What the task requires: How many lines in these records hold the string "Dirección"? State only that number.

Data lines:
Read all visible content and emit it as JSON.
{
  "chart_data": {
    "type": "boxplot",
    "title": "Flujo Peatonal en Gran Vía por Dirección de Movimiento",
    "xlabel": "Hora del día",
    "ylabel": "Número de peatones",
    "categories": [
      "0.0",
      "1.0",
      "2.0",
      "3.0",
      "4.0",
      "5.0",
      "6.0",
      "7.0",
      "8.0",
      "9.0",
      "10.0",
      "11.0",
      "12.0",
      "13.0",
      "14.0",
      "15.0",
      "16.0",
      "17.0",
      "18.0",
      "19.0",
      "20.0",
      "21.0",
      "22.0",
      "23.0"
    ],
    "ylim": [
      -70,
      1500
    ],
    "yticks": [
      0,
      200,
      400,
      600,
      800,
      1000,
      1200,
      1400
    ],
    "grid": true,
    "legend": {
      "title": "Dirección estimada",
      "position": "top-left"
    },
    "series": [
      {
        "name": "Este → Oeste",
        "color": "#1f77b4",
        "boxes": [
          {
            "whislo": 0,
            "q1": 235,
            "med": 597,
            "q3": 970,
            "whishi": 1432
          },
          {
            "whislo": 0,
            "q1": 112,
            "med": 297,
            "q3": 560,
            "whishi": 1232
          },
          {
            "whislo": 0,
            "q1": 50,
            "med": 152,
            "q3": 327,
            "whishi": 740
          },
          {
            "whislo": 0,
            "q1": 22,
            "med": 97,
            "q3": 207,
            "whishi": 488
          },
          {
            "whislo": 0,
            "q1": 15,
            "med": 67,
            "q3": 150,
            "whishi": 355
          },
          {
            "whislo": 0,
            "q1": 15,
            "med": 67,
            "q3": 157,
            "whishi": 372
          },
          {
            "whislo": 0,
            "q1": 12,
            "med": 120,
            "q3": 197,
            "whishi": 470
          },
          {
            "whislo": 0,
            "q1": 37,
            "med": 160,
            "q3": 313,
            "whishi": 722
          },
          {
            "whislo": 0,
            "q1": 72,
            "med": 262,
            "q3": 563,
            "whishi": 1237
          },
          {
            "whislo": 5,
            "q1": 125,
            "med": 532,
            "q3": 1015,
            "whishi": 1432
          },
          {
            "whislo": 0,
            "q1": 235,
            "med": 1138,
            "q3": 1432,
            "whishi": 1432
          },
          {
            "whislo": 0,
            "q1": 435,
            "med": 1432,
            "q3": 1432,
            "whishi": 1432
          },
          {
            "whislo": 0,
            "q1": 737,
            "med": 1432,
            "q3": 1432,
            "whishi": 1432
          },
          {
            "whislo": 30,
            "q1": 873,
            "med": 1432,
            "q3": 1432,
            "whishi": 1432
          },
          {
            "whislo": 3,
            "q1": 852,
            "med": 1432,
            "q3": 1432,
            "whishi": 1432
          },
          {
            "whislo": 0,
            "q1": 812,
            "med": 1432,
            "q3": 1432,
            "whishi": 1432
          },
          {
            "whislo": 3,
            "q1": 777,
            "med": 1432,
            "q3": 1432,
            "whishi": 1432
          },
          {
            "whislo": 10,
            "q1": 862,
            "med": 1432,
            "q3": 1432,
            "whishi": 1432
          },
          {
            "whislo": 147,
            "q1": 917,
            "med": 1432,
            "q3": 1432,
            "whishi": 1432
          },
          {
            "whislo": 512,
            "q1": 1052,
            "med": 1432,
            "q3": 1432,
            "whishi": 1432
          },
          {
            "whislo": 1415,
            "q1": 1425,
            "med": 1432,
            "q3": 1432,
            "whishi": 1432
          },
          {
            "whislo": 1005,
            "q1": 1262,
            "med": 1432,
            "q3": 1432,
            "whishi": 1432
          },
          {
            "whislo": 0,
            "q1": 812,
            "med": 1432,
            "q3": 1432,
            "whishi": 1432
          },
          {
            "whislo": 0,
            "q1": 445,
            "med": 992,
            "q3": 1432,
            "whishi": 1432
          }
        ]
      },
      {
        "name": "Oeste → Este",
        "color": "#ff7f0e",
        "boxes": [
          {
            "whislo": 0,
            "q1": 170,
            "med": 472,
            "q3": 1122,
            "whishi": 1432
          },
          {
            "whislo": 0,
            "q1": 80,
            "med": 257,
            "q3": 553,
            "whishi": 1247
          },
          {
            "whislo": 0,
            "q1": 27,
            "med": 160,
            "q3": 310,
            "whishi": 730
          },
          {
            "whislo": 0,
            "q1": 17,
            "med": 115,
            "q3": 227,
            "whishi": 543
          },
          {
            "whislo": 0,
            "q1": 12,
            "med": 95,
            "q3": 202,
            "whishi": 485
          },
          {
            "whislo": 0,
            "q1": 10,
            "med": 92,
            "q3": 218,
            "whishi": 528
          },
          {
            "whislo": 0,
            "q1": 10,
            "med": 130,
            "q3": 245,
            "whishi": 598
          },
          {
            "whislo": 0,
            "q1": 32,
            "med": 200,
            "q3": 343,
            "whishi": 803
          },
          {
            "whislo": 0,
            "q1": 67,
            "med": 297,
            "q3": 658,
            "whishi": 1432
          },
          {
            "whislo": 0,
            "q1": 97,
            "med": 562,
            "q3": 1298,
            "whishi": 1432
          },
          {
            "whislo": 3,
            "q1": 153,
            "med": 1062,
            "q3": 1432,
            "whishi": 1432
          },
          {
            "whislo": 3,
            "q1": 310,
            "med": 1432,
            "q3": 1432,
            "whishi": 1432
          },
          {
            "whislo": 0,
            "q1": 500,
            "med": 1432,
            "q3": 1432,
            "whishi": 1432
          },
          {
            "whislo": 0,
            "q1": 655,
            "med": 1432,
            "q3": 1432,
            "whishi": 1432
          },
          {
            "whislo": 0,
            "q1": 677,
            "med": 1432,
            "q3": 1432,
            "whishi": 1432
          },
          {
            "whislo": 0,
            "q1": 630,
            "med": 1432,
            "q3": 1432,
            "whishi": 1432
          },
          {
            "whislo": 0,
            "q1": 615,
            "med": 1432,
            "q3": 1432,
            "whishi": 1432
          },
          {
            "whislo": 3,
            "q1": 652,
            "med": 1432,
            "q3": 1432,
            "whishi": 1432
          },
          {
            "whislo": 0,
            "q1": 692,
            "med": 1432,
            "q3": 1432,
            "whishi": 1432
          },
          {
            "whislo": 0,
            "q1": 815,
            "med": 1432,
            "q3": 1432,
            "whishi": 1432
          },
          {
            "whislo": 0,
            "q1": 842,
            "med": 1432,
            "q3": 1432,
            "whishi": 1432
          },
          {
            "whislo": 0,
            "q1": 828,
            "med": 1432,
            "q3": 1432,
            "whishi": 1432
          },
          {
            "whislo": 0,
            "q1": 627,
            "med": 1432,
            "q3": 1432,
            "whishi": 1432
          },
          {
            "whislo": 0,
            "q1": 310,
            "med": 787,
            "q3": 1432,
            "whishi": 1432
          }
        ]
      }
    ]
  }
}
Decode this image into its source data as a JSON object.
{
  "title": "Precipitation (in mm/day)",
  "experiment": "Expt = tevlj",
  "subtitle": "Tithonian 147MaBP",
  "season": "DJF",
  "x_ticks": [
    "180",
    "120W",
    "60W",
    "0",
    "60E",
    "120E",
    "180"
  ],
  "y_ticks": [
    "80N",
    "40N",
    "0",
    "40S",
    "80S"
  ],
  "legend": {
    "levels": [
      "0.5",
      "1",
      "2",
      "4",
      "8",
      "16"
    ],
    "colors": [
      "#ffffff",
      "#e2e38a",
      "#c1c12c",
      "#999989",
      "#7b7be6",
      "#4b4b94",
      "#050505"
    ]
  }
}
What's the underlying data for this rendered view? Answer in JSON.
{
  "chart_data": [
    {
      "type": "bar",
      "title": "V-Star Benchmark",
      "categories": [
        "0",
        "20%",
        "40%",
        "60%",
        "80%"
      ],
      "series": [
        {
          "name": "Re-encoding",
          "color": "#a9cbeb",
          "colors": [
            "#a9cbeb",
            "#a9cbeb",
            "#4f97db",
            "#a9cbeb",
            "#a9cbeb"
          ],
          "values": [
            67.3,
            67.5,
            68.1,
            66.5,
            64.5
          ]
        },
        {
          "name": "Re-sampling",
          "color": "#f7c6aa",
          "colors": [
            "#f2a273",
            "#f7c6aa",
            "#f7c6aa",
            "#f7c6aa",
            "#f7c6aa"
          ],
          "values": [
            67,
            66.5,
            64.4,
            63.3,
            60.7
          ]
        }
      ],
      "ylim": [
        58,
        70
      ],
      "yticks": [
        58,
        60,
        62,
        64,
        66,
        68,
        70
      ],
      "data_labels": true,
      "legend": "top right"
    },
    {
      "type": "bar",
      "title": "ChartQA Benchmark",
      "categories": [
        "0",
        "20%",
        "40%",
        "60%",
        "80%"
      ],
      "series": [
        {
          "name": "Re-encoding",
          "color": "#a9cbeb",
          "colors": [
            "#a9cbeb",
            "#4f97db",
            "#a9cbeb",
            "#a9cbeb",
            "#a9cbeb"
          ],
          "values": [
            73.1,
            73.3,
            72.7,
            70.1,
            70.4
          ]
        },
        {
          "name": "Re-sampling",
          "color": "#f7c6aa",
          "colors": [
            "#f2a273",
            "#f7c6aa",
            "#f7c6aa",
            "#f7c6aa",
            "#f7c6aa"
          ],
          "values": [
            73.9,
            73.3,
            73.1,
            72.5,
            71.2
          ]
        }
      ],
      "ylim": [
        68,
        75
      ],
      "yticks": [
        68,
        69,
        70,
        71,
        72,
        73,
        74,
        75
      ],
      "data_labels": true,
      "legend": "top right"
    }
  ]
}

Result of the task: 2